Document section =>
## BEGIN

He was also critical of using judicial discretion exercised under forum non conveniens to rein in the wide jurisdiction accorded by the tort gateway. The two limbs of the jurisdictional test were distinct. The jurisdiction gateways were aimed at establishing a sufficient connection with the jurisdiction as a prerequisite to permitting a foreign defendant to be sued in England and Wales. At the forum non conveniens stage, the considerations were whether it would be just or legitimate for the English courts to assert jurisdiction over the defendant.

The Foreign Law Question

Lord Leggatt clarified that there was no scope for applying English law by default given that Lady Brownlie’s amended claim form and particulars of claim were claims for damages “pursuant to Egyptian law”. English law could only be applied based on the presumption that the content of the applicable foreign law is materially similar to the English law on the matters in question (the “presumption”).

The presumption was justified by: (i) similarities among different systems of law; (ii) the requirement of materiality i.e. unless there is a real likelihood that any differences between the applicable foreign law and English law on a particular issue may lead to a different outcome, there is no good reason to put a party to the trouble and expense of adducing evidence of foreign law; and (iii) that the presumption does not determine any legal issue but only operates unless and until evidence of foreign law is adduced.

Lord Leggatt therefore found that Lady Brownlie could rely on the presumption to show that her pleaded claims had a real prospect of success. While the precise nature and extent of the obligations owed would differ from one legal system to another, it was reasonable to presume that under any system of law a hotel operator who entered into a contract with a guest for an excursion in a chauffeur-driven car provided by the hotel would owe contractual or tortious obligations to ensure the safety of its guests.

## END

Provided material =>
## BEGIN

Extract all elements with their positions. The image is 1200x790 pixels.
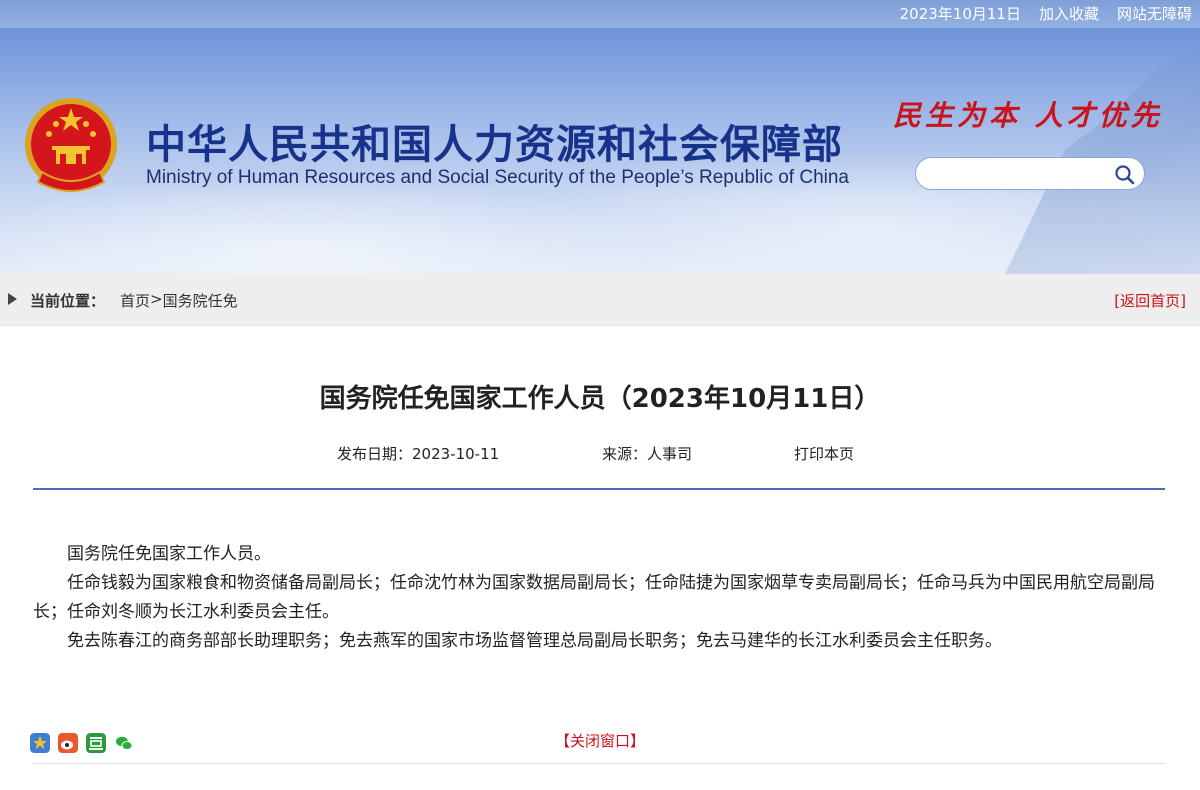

## END

What this exercise asks =>
#1 Translate this sentence from the commentary on Lady Brownlie's claim into French: "The two limbs of the jurisdictional test were distinct."
#2 In the commentary on Lady Brownlie's claim, swap "adducing" for "producing" and write out the passage from "The presumption was" to "law is adduced.".
#3 Carry on the commentary on Lady Brownlie's claim from the point where it stops.

Responses by task =>
#1 Les deux volets du critère de compétence étaient distincts.

#2
The presumption was justified by: (i) similarities among different systems of law; (ii) the requirement of materiality i.e. unless there is a real likelihood that any differences between the applicable foreign law and English law on a particular issue may lead to a different outcome, there is no good reason to put a party to the trouble and expense of producing evidence of foreign law; and (iii) that the presumption does not determine any legal issue but only operates unless and until evidence of foreign law is adduced.

#3
Nonetheless, Lord Leggatt agreed with the Court of Appeal that Lady Brownlie should serve revised particulars of claim detailing her case under Egyptian law going forward. Parties were entitled to rely on the presumption but this did not alter the ordinary rules of pleading. FS Cairo was entitled to know the case against it, including whether Lady Brownlie would address gaps in her evidence of foreign law or if she would continue to rely solely upon the presumption.

Comment

The Supreme Court followed the approach taken in other common law jurisdictions to adopt a wide interpretation of “damage” encompassing the continuing physical, psychological and economic harm beyond the immediate effects of personal injury suffered overseas. The definition of “damage” side-steps difficult issues such as where to draw the line between direct and indirect damage and distinguishing between various types of harm. Clarity on the legal position in this jurisdiction is welcome for English claimants, who may also benefit from the increased latitude of the courts in exercising discretion on whether England is the proper place to bring the claim.

On the foreign law question, the Supreme Court’s decision is a practical approach from a case management perspective. In the early stages of proceedings, the presumption offers parties an option to manage the costs of adducing expert evidence on foreign law, particularly when the substantive issues are a matter for trial.